▸ **Excerpt**
>>>>>
Feature Adoption Metrics for SaaS – How to Improve Adoption Rates
Want to improve your feature adoption metrics but don’t know where to start?
Improving feature adoption for your SaaS product needs to be contextual. In other words, your product needs to encourage users to engage with relevant features at the right time. Tracking the right metrics will help you create a well-informed feature adoption strategy.
In this post, we’ll see what feature adoption metrics you should track and what tactics you can use to optimize your feature adoption rate.
- Feature adoption takes place when your customers adopt your product’s features to use to gain value from them.
- To measure feature adoption, you should use a feature adoption funnel with four stages: Exposed, Activated, Used, and Used Again.
- The more high-valued features customers adopt, the better your product adoption and the higher your customer retention rate will be.
- While product adoption tells you how well customers interact with your product, feature adoption provides a breakdown of what features are the most successful and what you need to improve or remove.
- Feature adoption rate is the percentage of users who have adopted a feature to become its monthly active users.
- In-app feature announcements are a great way of highlighting the benefits of new features, especially the less obvious ones.
- Interactive walkthroughs guide the users toward making the best use of your product’s features.
- Secondary onboarding elements like tooltips help users adopt secondary features so they can become loyal advocates.
- Collect customer feedback to know how satisfied users are with a certain feature and act accordingly.
- A/B test in-app announcements to see what in-app experiences result in faster and higher feature adoption.
- Track how customers interact with product features and improve your strategy accordingly.
- Userpilot is a powerful product adoption platform that can help you measure feature adoption, and build experiences to increase overall product adoption metrics.
What is feature adoption?
Saas feature adoption measures the usage of specific features within a product. A user’s adoption of features determines how much value they receive, and how likely they are to abandon a product.
The more features a user adopts, the more value they receive, and the less likely they are to churn, making feature adoption a key retention metric.
Product adoption vs. feature adoption
Both product adoption and feature adoption are basic usage metrics for your SaaS business since they help you improve user retention and drive customer success.
Product adoption tells you how well customers interact with your product. On the other hand, feature adoption provides a breakdown of what features are the most successful and what you need to improve or remove on a more granular level.
Why does feature adoption matter?
Feature adoption clearly indicates how much value users find in your product’s features.
If customers don’t use a certain feature, it may mean they aren’t benefiting from it or haven’t even found it yet. When customers have to pay for unused features, it lowers the perceived value of your product.
Thus, they are less likely to be inclined towards renewing their subscription next month.
The feature adoption metrics help you identify the features that customers value most. The more they value the features, the higher the feature adoption rates.
How to measure feature adoption?
Justin Butlion, the founder of Feedio and ProjectBL, developed the feature adoption funnel to help you optimize your product and boost your feature adoption rates. Here are 4 stages a customer needs to go through to adopt a specific feature.
<<<<<
▸ **Records supplied**
>>>>>
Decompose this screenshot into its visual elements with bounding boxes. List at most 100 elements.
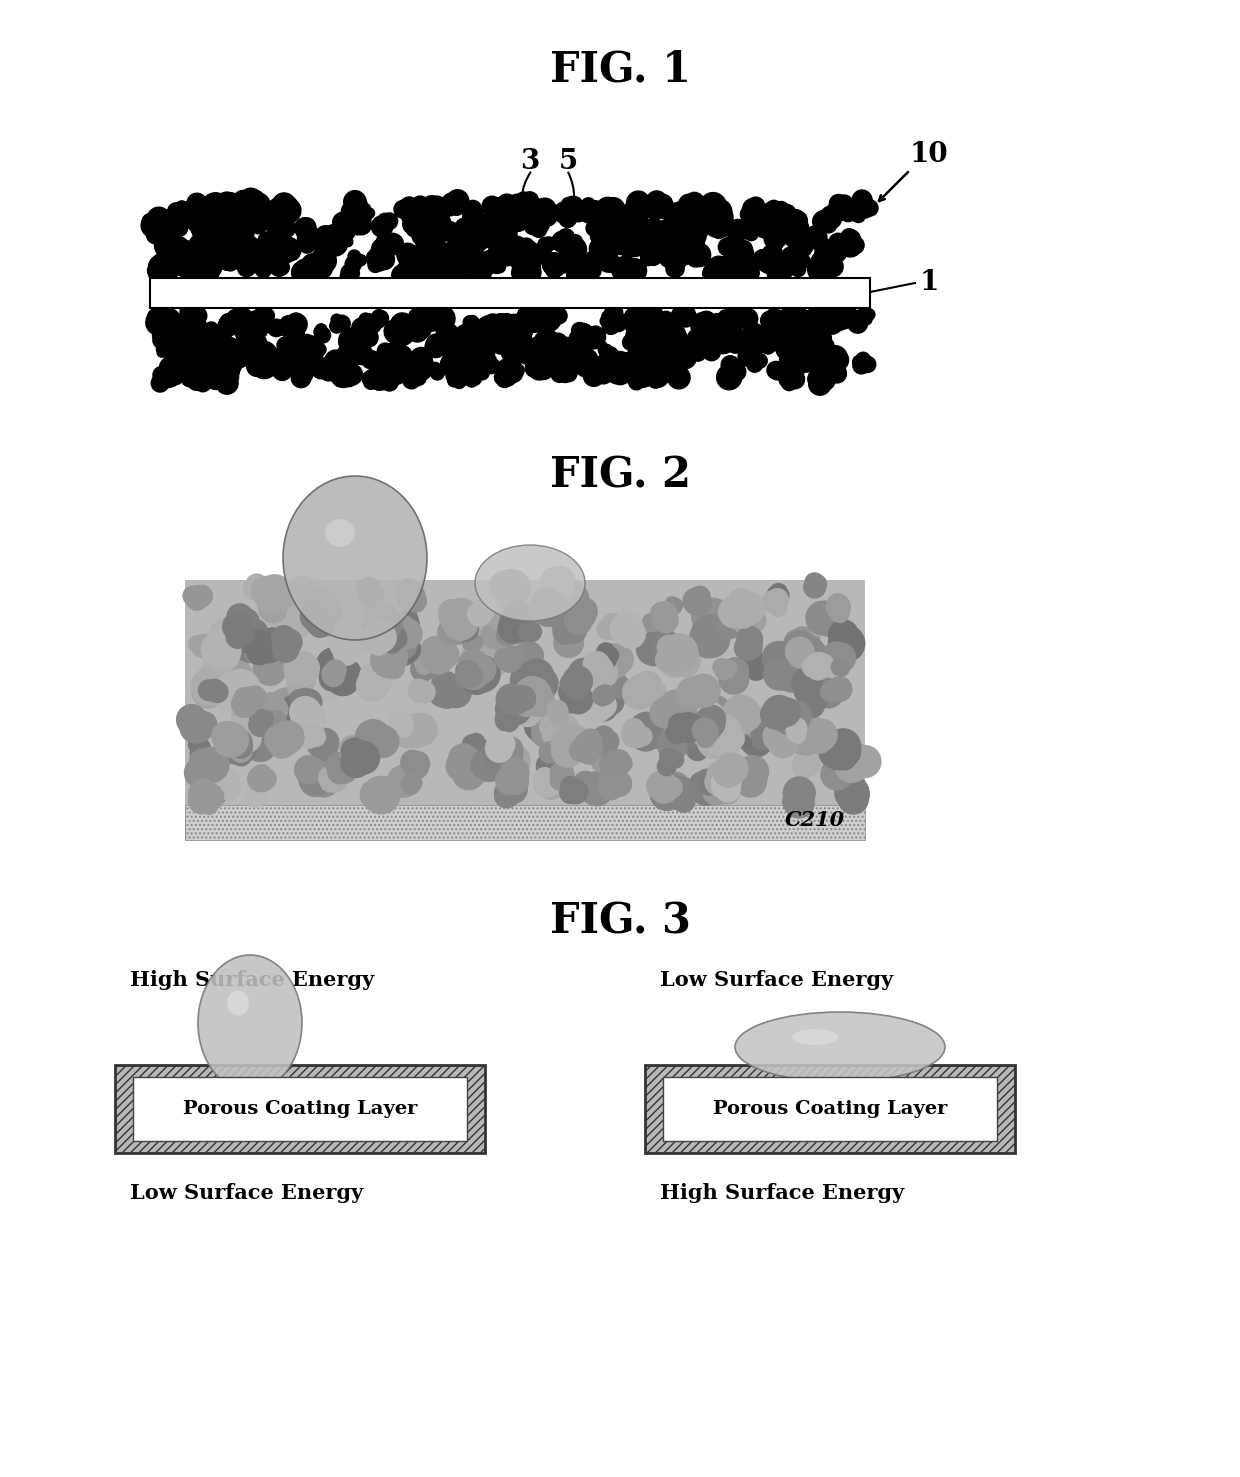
Circle shape xyxy=(229,715,249,736)
Circle shape xyxy=(709,725,740,756)
Circle shape xyxy=(464,354,481,371)
Circle shape xyxy=(663,353,673,363)
Circle shape xyxy=(622,205,632,214)
Circle shape xyxy=(391,313,414,337)
Circle shape xyxy=(363,375,378,390)
Circle shape xyxy=(542,312,557,326)
Circle shape xyxy=(518,645,538,666)
Circle shape xyxy=(681,724,703,746)
Circle shape xyxy=(458,654,487,684)
Circle shape xyxy=(407,204,422,219)
Circle shape xyxy=(577,263,595,282)
Circle shape xyxy=(202,632,237,666)
Circle shape xyxy=(787,641,815,668)
Circle shape xyxy=(441,193,463,214)
Circle shape xyxy=(397,260,417,279)
Circle shape xyxy=(439,600,464,625)
Circle shape xyxy=(469,366,480,378)
Circle shape xyxy=(459,223,477,241)
Circle shape xyxy=(584,662,606,682)
Circle shape xyxy=(150,226,162,239)
Circle shape xyxy=(490,204,502,217)
Circle shape xyxy=(588,201,603,216)
Circle shape xyxy=(372,375,387,390)
Circle shape xyxy=(646,614,663,632)
Circle shape xyxy=(317,678,341,702)
Circle shape xyxy=(805,736,825,755)
Circle shape xyxy=(358,731,381,753)
Circle shape xyxy=(795,679,818,703)
Circle shape xyxy=(456,353,467,365)
Circle shape xyxy=(780,352,794,366)
Circle shape xyxy=(655,315,670,329)
Circle shape xyxy=(337,238,348,248)
Bar xyxy=(663,1077,997,1142)
Circle shape xyxy=(265,232,290,257)
Circle shape xyxy=(216,372,238,394)
Circle shape xyxy=(787,356,799,368)
Circle shape xyxy=(594,734,613,753)
Circle shape xyxy=(723,263,740,281)
Circle shape xyxy=(314,734,337,758)
Circle shape xyxy=(243,326,260,344)
Circle shape xyxy=(198,229,210,239)
Circle shape xyxy=(688,222,708,241)
Circle shape xyxy=(283,337,298,350)
Circle shape xyxy=(153,332,169,349)
Circle shape xyxy=(148,263,169,282)
Circle shape xyxy=(516,242,534,261)
Circle shape xyxy=(461,232,476,248)
Circle shape xyxy=(391,357,405,371)
Circle shape xyxy=(414,202,429,217)
Circle shape xyxy=(655,601,676,622)
Circle shape xyxy=(381,346,398,363)
Circle shape xyxy=(151,217,170,235)
Circle shape xyxy=(521,256,541,276)
Circle shape xyxy=(573,323,594,346)
Circle shape xyxy=(405,219,425,238)
Circle shape xyxy=(601,238,616,253)
Circle shape xyxy=(694,725,713,743)
Circle shape xyxy=(255,768,277,789)
Circle shape xyxy=(495,707,520,731)
Text: 5: 5 xyxy=(558,148,578,174)
Circle shape xyxy=(148,222,162,236)
Circle shape xyxy=(795,326,816,347)
Circle shape xyxy=(688,236,701,248)
Circle shape xyxy=(222,369,238,385)
Circle shape xyxy=(585,263,601,279)
Circle shape xyxy=(422,196,441,216)
Circle shape xyxy=(662,322,676,335)
Circle shape xyxy=(355,322,374,343)
Circle shape xyxy=(537,205,557,226)
Circle shape xyxy=(647,321,658,332)
Circle shape xyxy=(367,604,393,631)
Circle shape xyxy=(670,777,694,802)
Circle shape xyxy=(544,709,567,733)
Circle shape xyxy=(331,315,342,325)
Circle shape xyxy=(330,227,346,242)
Circle shape xyxy=(528,208,547,227)
Circle shape xyxy=(790,343,808,360)
Circle shape xyxy=(401,750,424,774)
Circle shape xyxy=(362,354,377,368)
Circle shape xyxy=(720,702,748,730)
Circle shape xyxy=(461,227,477,244)
Circle shape xyxy=(756,256,771,270)
Circle shape xyxy=(629,359,645,375)
Circle shape xyxy=(300,343,321,363)
Circle shape xyxy=(487,256,503,272)
Circle shape xyxy=(763,641,795,674)
Circle shape xyxy=(172,340,196,363)
Circle shape xyxy=(796,679,816,699)
Circle shape xyxy=(508,214,525,230)
Text: FIG. 1: FIG. 1 xyxy=(549,47,691,90)
Circle shape xyxy=(365,208,374,219)
Circle shape xyxy=(259,309,274,323)
Circle shape xyxy=(795,332,811,349)
Circle shape xyxy=(234,738,257,762)
Circle shape xyxy=(615,362,635,381)
Circle shape xyxy=(285,319,304,338)
Circle shape xyxy=(730,247,754,270)
Circle shape xyxy=(463,755,485,777)
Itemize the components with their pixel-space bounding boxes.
<<<<<
▸ **Directives**
- a) Answer these questions from the feature adoption article:
(i) What are the four stages of the feature adoption funnel?
(ii) Who developed the feature adoption funnel?
(iii) What lowers the perceived value of a product?
- b) Reproduce a passage from the feature adoption article word for word. Begin at the words "In this post, we’ll" and stop after "rate will be.".
- c) Write the next part of the feature adoption article, picking up after its final sentence.
The data comes from a separate source unrelated to the feature adoption article.

▸ **Set of answers**
- a)
(i) Exposed, Activated, Used, and Used Again.
(ii) Justin Butlion, the founder of Feedio and ProjectBL.
(iii) Customers having to pay for unused features.

- b)
In this post, we’ll see what feature adoption metrics you should track and what tactics you can use to optimize your feature adoption rate.
- Feature adoption takes place when your customers adopt your product’s features to use to gain value from them.
- To measure feature adoption, you should use a feature adoption funnel with four stages: Exposed, Activated, Used, and Used Again.
- The more high-valued features customers adopt, the better your product adoption and the higher your customer retention rate will be.

- c)
Step 1 is “Exposed”, where we track the number of customers who know that a particular feature exists. This is because you can’t measure feature adoption without knowing how many users know that the feature exists.
This means that eventually, you’ll need to calculate your feature discovery rate:
(Number of users who came across a feature/total number of users)*100
Next comes step 2, which is “Activated”. Here, you’ll see the number of exposed customers who tried out and activated the feature.
For example, when you first joined Instagram, you might have been exposed to the “Close Friends” feature by hearing it from friends or noticing the green rings around people’s profile pictures.
Then, if you created your own “Close Friends” list, you activated it. So, the activated rate for this feature is the percentage of customers who know about it and have created a list.
“Used” is step 3, where you calculate the percentage of active users who used this feature by posting a private story exclusively for their close friends.
When the activated rate is higher than the used rate, it suggests that you either set incorrect expectations or customers find the feature difficult to use.
Keep in mind that the activated and used stages may overlap for your product. For example, one of your product’s features could be bookmarking blog articles for later use.
So, a customer who bookmarks an article would be activating and using the feature simultaneously.
The final step in the feature adoption funnel is “Used Again”. This is where customers keep using the feature because they find value in it.
Thus, the formula for this step gives you the stickiness of a feature. It’s equal to the number of repeat users divided by the total number of users multiplied by 100.
Low repeated usage may indicate a risk of churn by showing you how dissatisfied users are with the particular feature.
The key feature adoption metrics you should be tracking
Let’s look at the feature adoption metrics you need to track and optimize to increase feature adoption.
Feature adoption rate
Measuring feature adoption rate is key to knowing how much your existing users benefit from your product’s features. Much of your product’s value is tied to its features, making this metric an important indicator for feature utilization.
To calculate the feature adoption rate, divide the number of a feature’s monthly active users (MAU) by the number of users who logged in during a specific period and multiply the result by 100.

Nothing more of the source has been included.